* _TASK INSTRUCTIONS_: For each line of the material, write out an exact copy.
RECORDED DATA Block Start
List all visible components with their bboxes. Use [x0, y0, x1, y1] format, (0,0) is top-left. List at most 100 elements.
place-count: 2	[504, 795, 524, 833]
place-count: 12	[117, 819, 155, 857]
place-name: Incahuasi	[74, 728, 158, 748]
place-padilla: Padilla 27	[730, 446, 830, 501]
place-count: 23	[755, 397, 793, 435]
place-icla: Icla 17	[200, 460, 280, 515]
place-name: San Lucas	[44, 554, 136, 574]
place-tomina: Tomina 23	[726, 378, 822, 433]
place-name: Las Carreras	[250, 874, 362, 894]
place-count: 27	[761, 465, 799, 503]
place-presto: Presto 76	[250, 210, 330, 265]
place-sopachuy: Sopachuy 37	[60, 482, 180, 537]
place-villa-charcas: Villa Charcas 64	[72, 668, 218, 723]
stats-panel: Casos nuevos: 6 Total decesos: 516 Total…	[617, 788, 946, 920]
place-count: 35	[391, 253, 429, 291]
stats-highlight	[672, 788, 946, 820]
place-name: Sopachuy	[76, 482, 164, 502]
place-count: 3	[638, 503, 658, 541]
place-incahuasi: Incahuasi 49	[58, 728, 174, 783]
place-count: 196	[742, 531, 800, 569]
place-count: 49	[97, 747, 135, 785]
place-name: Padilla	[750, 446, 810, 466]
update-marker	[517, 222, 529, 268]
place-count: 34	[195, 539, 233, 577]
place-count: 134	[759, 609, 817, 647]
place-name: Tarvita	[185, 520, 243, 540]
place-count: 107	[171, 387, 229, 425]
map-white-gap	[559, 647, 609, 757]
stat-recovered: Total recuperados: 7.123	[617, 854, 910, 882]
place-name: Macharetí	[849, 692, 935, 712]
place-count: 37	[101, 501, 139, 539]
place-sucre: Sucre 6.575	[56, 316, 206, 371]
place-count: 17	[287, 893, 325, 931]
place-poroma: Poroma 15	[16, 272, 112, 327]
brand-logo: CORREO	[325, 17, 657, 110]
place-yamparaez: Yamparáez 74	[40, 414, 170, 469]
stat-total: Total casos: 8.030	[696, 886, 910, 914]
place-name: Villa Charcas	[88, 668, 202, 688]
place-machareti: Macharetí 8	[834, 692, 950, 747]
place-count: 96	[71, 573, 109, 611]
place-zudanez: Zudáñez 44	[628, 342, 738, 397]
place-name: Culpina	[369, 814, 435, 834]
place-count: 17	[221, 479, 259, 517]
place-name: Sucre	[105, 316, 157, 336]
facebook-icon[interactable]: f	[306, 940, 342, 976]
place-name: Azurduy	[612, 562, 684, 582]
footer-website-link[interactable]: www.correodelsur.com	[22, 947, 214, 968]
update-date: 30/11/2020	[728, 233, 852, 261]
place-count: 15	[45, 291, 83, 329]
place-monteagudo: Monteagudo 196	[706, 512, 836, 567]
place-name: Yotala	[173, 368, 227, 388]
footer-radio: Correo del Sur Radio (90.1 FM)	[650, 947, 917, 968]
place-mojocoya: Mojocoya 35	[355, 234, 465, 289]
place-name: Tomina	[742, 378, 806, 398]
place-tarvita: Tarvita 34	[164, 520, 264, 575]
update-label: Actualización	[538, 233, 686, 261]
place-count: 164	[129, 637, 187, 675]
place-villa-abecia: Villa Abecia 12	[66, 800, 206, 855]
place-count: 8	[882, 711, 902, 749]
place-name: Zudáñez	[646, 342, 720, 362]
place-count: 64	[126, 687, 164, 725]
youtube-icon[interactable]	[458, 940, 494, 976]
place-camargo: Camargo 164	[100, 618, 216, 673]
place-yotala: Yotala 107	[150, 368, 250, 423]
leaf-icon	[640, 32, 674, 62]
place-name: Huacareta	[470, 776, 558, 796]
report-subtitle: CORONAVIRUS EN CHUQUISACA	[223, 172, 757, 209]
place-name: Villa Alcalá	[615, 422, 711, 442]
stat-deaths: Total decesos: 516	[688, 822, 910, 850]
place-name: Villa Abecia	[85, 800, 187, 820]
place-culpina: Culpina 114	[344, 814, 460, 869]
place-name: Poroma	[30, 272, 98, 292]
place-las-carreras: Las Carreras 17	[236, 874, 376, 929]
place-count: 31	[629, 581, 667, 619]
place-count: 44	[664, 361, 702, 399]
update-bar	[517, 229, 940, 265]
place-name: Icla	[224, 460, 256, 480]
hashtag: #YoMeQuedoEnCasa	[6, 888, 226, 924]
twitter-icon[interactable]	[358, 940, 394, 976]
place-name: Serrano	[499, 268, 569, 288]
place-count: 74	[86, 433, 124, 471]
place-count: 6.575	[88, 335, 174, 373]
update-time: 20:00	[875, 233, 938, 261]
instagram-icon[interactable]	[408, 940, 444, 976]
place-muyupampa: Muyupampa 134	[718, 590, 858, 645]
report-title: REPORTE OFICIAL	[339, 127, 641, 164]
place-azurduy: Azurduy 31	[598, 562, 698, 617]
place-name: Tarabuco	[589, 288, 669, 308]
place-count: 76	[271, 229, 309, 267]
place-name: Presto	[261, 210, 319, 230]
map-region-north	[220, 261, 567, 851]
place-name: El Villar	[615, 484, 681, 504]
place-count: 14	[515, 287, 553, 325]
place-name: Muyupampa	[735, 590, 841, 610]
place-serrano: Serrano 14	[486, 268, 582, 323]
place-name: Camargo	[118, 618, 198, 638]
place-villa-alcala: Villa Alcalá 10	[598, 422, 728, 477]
RECORDED DATA Block End
* _WRITTEN RESPONSE_:
List all visible components with their bboxes. Use [x0, y0, x1, y1] format, (0,0) is top-left. List at most 100 elements.
place-count: 2	[504, 795, 524, 833]
place-count: 12	[117, 819, 155, 857]
place-name: Incahuasi	[74, 728, 158, 748]
place-padilla: Padilla 27	[730, 446, 830, 501]
place-count: 23	[755, 397, 793, 435]
place-icla: Icla 17	[200, 460, 280, 515]
place-name: San Lucas	[44, 554, 136, 574]
place-tomina: Tomina 23	[726, 378, 822, 433]
place-name: Las Carreras	[250, 874, 362, 894]
place-count: 27	[761, 465, 799, 503]
place-presto: Presto 76	[250, 210, 330, 265]
place-sopachuy: Sopachuy 37	[60, 482, 180, 537]
place-villa-charcas: Villa Charcas 64	[72, 668, 218, 723]
stats-panel: Casos nuevos: 6 Total decesos: 516 Total…	[617, 788, 946, 920]
place-count: 35	[391, 253, 429, 291]
stats-highlight	[672, 788, 946, 820]
place-name: Sopachuy	[76, 482, 164, 502]
place-count: 3	[638, 503, 658, 541]
place-incahuasi: Incahuasi 49	[58, 728, 174, 783]
place-count: 196	[742, 531, 800, 569]
place-count: 49	[97, 747, 135, 785]
place-name: Padilla	[750, 446, 810, 466]
update-marker	[517, 222, 529, 268]
place-count: 34	[195, 539, 233, 577]
place-count: 134	[759, 609, 817, 647]
place-name: Tarvita	[185, 520, 243, 540]
place-count: 107	[171, 387, 229, 425]
map-white-gap	[559, 647, 609, 757]
stat-recovered: Total recuperados: 7.123	[617, 854, 910, 882]
place-name: Macharetí	[849, 692, 935, 712]
place-count: 37	[101, 501, 139, 539]
place-sucre: Sucre 6.575	[56, 316, 206, 371]
place-count: 17	[287, 893, 325, 931]
place-poroma: Poroma 15	[16, 272, 112, 327]
brand-logo: CORREO	[325, 17, 657, 110]
place-yamparaez: Yamparáez 74	[40, 414, 170, 469]
stat-total: Total casos: 8.030	[696, 886, 910, 914]
place-name: Villa Charcas	[88, 668, 202, 688]
place-machareti: Macharetí 8	[834, 692, 950, 747]
place-count: 96	[71, 573, 109, 611]
place-zudanez: Zudáñez 44	[628, 342, 738, 397]
place-name: Culpina	[369, 814, 435, 834]
place-count: 17	[221, 479, 259, 517]
place-name: Sucre	[105, 316, 157, 336]
facebook-icon[interactable]: f	[306, 940, 342, 976]
place-name: Azurduy	[612, 562, 684, 582]
footer-website-link[interactable]: www.correodelsur.com	[22, 947, 214, 968]
update-date: 30/11/2020	[728, 233, 852, 261]
place-count: 15	[45, 291, 83, 329]
place-monteagudo: Monteagudo 196	[706, 512, 836, 567]
place-name: Yotala	[173, 368, 227, 388]
footer-radio: Correo del Sur Radio (90.1 FM)	[650, 947, 917, 968]
place-mojocoya: Mojocoya 35	[355, 234, 465, 289]
place-name: Tomina	[742, 378, 806, 398]
place-tarvita: Tarvita 34	[164, 520, 264, 575]
update-label: Actualización	[538, 233, 686, 261]
place-count: 164	[129, 637, 187, 675]
place-villa-abecia: Villa Abecia 12	[66, 800, 206, 855]
place-count: 8	[882, 711, 902, 749]
place-name: Zudáñez	[646, 342, 720, 362]
place-count: 64	[126, 687, 164, 725]
youtube-icon[interactable]	[458, 940, 494, 976]
place-camargo: Camargo 164	[100, 618, 216, 673]
place-yotala: Yotala 107	[150, 368, 250, 423]
leaf-icon	[640, 32, 674, 62]
place-name: Huacareta	[470, 776, 558, 796]
report-subtitle: CORONAVIRUS EN CHUQUISACA	[223, 172, 757, 209]
place-name: Villa Alcalá	[615, 422, 711, 442]
stat-deaths: Total decesos: 516	[688, 822, 910, 850]
place-name: Villa Abecia	[85, 800, 187, 820]
place-culpina: Culpina 114	[344, 814, 460, 869]
place-name: Poroma	[30, 272, 98, 292]
place-las-carreras: Las Carreras 17	[236, 874, 376, 929]
place-count: 31	[629, 581, 667, 619]
place-count: 44	[664, 361, 702, 399]
update-bar	[517, 229, 940, 265]
place-name: Icla	[224, 460, 256, 480]
hashtag: #YoMeQuedoEnCasa	[6, 888, 226, 924]
twitter-icon[interactable]	[358, 940, 394, 976]
place-name: Serrano	[499, 268, 569, 288]
place-count: 74	[86, 433, 124, 471]
place-count: 6.575	[88, 335, 174, 373]
update-time: 20:00	[875, 233, 938, 261]
instagram-icon[interactable]	[408, 940, 444, 976]
place-muyupampa: Muyupampa 134	[718, 590, 858, 645]
report-title: REPORTE OFICIAL	[339, 127, 641, 164]
place-azurduy: Azurduy 31	[598, 562, 698, 617]
place-name: Tarabuco	[589, 288, 669, 308]
place-count: 76	[271, 229, 309, 267]
place-name: Presto	[261, 210, 319, 230]
map-region-north	[220, 261, 567, 851]
place-name: El Villar	[615, 484, 681, 504]
place-count: 14	[515, 287, 553, 325]
place-name: Muyupampa	[735, 590, 841, 610]
place-serrano: Serrano 14	[486, 268, 582, 323]
place-name: Camargo	[118, 618, 198, 638]
place-villa-alcala: Villa Alcalá 10	[598, 422, 728, 477]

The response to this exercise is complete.